Exercise: Whenever a line contains the string "régulièrement", copy it out of the entries.
--------------------------------------------------
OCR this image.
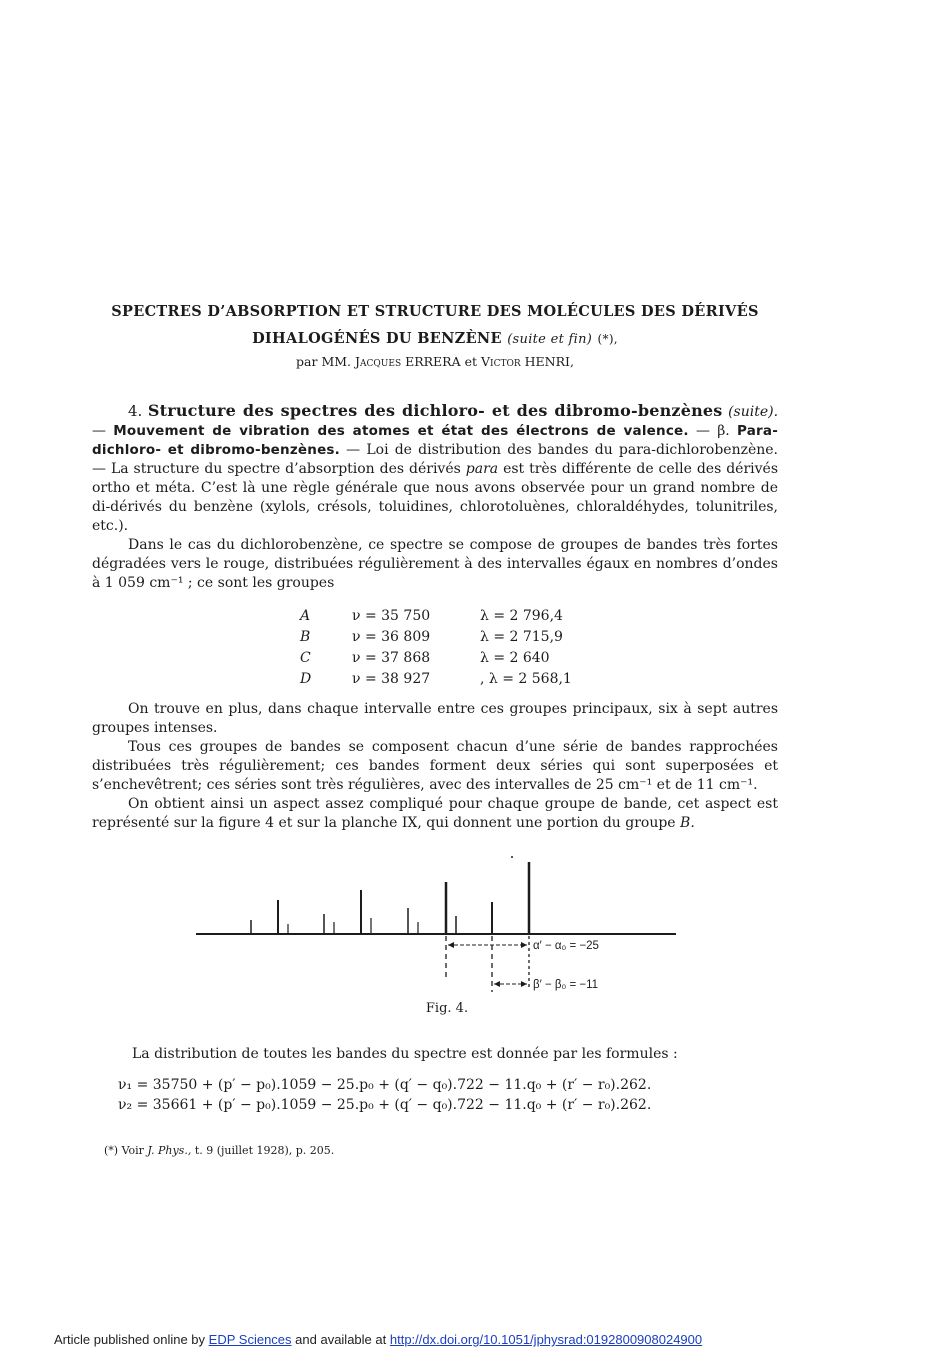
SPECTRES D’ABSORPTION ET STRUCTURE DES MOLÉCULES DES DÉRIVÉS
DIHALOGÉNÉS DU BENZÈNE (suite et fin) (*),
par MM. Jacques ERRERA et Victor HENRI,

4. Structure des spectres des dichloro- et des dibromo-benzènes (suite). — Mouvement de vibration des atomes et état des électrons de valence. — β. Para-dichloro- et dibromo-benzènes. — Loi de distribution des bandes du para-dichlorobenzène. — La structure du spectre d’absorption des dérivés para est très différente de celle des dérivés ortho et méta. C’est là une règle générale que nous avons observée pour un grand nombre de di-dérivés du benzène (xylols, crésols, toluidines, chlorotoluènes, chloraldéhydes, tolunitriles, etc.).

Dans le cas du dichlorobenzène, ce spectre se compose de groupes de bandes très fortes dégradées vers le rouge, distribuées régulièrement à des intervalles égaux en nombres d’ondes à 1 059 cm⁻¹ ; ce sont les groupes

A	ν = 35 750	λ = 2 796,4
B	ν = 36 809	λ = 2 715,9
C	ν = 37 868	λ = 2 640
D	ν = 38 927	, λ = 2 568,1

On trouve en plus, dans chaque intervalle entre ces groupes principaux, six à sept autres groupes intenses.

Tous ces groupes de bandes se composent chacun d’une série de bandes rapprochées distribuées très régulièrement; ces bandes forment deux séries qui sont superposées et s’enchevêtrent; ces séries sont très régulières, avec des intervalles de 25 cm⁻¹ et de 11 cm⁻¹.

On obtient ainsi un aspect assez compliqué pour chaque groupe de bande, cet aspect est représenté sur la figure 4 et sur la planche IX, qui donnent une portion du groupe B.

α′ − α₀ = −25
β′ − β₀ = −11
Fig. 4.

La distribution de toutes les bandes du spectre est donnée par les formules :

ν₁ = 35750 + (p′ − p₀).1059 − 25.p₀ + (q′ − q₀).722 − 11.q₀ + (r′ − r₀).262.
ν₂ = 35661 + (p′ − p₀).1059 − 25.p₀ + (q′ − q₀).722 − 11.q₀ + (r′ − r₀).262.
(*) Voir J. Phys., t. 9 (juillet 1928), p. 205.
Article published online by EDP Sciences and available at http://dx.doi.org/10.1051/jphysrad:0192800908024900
--------------------------------------------------
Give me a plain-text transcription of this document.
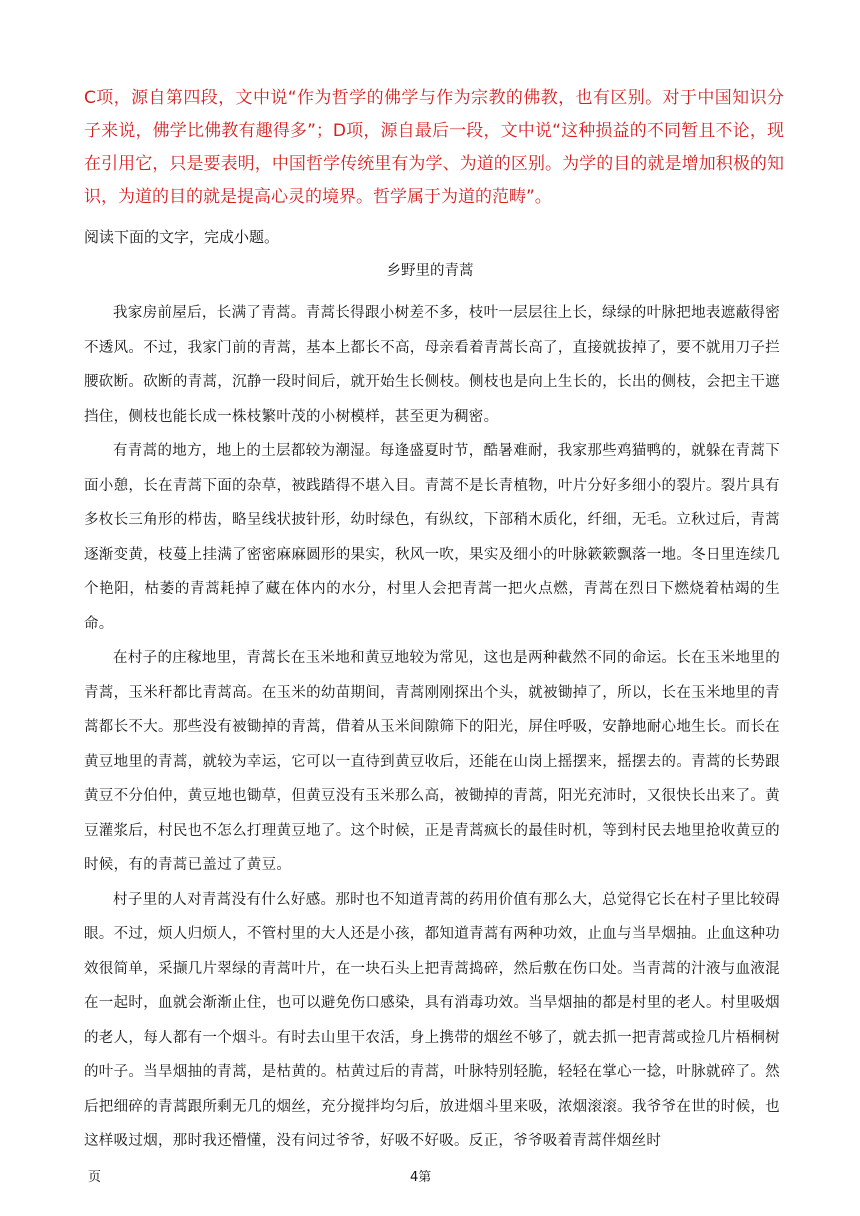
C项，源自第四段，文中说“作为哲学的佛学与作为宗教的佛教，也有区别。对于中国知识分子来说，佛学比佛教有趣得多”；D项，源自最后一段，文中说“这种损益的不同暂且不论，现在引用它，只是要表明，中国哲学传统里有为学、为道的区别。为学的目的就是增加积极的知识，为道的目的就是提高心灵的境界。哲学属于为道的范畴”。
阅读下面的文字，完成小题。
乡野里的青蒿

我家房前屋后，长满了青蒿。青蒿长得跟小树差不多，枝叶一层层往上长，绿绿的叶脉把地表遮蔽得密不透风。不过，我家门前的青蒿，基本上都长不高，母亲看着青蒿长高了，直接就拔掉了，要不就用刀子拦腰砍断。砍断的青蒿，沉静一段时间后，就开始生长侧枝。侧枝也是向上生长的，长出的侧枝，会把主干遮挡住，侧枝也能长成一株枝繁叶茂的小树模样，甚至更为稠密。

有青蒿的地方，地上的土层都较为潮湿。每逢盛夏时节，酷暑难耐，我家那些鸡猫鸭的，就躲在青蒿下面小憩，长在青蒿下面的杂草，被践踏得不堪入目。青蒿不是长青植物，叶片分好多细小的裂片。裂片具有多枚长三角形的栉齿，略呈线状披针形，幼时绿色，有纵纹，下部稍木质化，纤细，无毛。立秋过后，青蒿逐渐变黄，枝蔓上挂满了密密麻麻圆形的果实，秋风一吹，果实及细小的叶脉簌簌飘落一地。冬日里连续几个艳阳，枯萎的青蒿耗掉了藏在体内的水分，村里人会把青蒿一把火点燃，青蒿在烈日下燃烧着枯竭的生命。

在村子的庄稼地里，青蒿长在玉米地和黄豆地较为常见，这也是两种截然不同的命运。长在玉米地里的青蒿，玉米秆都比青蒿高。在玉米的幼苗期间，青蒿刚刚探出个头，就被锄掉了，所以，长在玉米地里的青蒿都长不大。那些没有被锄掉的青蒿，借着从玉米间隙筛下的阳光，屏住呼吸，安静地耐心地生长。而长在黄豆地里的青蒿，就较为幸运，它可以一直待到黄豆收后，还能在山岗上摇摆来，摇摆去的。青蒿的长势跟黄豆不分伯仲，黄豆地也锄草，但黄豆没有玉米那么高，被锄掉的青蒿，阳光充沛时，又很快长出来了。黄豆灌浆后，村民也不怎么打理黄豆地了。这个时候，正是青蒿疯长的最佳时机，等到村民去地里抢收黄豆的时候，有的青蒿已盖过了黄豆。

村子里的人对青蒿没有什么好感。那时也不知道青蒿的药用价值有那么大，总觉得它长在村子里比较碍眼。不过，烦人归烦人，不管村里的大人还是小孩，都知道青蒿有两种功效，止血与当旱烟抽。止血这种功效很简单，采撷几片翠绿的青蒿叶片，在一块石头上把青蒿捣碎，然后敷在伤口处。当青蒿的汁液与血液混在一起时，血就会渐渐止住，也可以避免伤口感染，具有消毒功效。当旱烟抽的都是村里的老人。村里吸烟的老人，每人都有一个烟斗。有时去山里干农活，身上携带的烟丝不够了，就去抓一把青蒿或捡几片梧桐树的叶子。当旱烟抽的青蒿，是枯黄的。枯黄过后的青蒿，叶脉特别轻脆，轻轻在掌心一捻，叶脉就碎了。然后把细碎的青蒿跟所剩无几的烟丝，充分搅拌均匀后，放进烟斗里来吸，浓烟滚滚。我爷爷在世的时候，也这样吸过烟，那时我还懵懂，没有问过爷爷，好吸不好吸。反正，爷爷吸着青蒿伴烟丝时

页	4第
--------------------------------------------------
Exercise response:
Dans le cas du dichlorobenzène, ce spectre se compose de groupes de bandes très fortes dégradées vers le rouge, distribuées régulièrement à des intervalles égaux en nombres d’ondes à 1 059 cm⁻¹ ; ce sont les groupes
Tous ces groupes de bandes se composent chacun d’une série de bandes rapprochées distribuées très régulièrement; ces bandes forment deux séries qui sont superposées et s’enchevêtrent; ces séries sont très régulières, avec des intervalles de 25 cm⁻¹ et de 11 cm⁻¹.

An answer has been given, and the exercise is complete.